_Work to complete_. Please rewrite the records below, changing every "stem" to "stick" and keeping everything else the same. Leave out the pictures.

>> begin Provided records

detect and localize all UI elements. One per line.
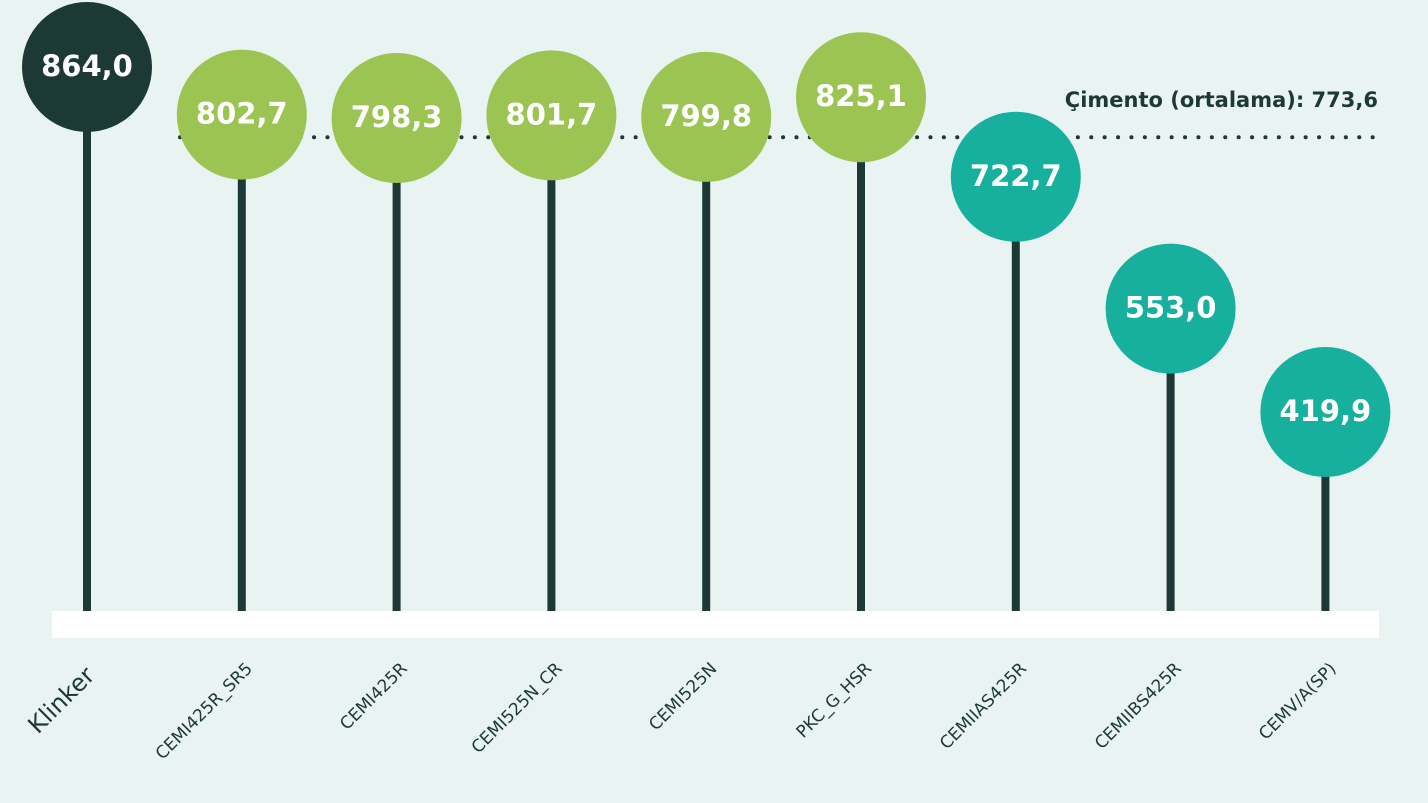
lollipop-head (950, 111, 1081, 242)
stem (857, 97, 865, 611)
stem (547, 115, 556, 611)
lollipop-head (176, 49, 307, 180)
stem (702, 116, 711, 611)
value-label: 801,7 (506, 97, 598, 131)
stem (1011, 176, 1020, 611)
value-label: 864,0 (41, 49, 133, 83)
value-label: 798,3 (351, 100, 443, 134)
lollipop-head (1260, 347, 1391, 477)
stem (237, 114, 246, 611)
stem (1166, 308, 1175, 611)
stem (83, 67, 91, 611)
baseline (52, 611, 1379, 638)
value-label: 553,0 (1125, 291, 1217, 325)
lollipop-head (796, 32, 926, 163)
value-label: 825,1 (815, 79, 907, 113)
lollipop-head (486, 50, 617, 181)
lollipop-head (22, 2, 152, 132)
value-label: 722,7 (970, 159, 1062, 193)
lollipop-head (331, 53, 462, 184)
value-label: 799,8 (660, 99, 752, 133)
lollipop-head (1105, 243, 1236, 374)
value-label: 419,9 (1280, 394, 1372, 428)
stem (392, 118, 401, 611)
value-label: 802,7 (196, 97, 288, 131)
stem (1321, 412, 1330, 611)
lollipop-head (641, 51, 772, 182)
reference-label: Çimento (ortalama): 773,6 (1065, 88, 1378, 112)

>> end Provided records

_Written reply_.
detect and localize all UI elements. One per line.
lollipop-head (950, 111, 1081, 242)
stick (857, 97, 865, 611)
stick (547, 115, 556, 611)
lollipop-head (176, 49, 307, 180)
stick (702, 116, 711, 611)
value-label: 801,7 (506, 97, 598, 131)
stick (1011, 176, 1020, 611)
value-label: 864,0 (41, 49, 133, 83)
value-label: 798,3 (351, 100, 443, 134)
lollipop-head (1260, 347, 1391, 477)
stick (237, 114, 246, 611)
stick (1166, 308, 1175, 611)
stick (83, 67, 91, 611)
baseline (52, 611, 1379, 638)
value-label: 553,0 (1125, 291, 1217, 325)
lollipop-head (796, 32, 926, 163)
value-label: 825,1 (815, 79, 907, 113)
lollipop-head (486, 50, 617, 181)
lollipop-head (22, 2, 152, 132)
value-label: 722,7 (970, 159, 1062, 193)
lollipop-head (331, 53, 462, 184)
value-label: 799,8 (660, 99, 752, 133)
lollipop-head (1105, 243, 1236, 374)
value-label: 419,9 (1280, 394, 1372, 428)
stick (392, 118, 401, 611)
value-label: 802,7 (196, 97, 288, 131)
stick (1321, 412, 1330, 611)
lollipop-head (641, 51, 772, 182)
reference-label: Çimento (ortalama): 773,6 (1065, 88, 1378, 112)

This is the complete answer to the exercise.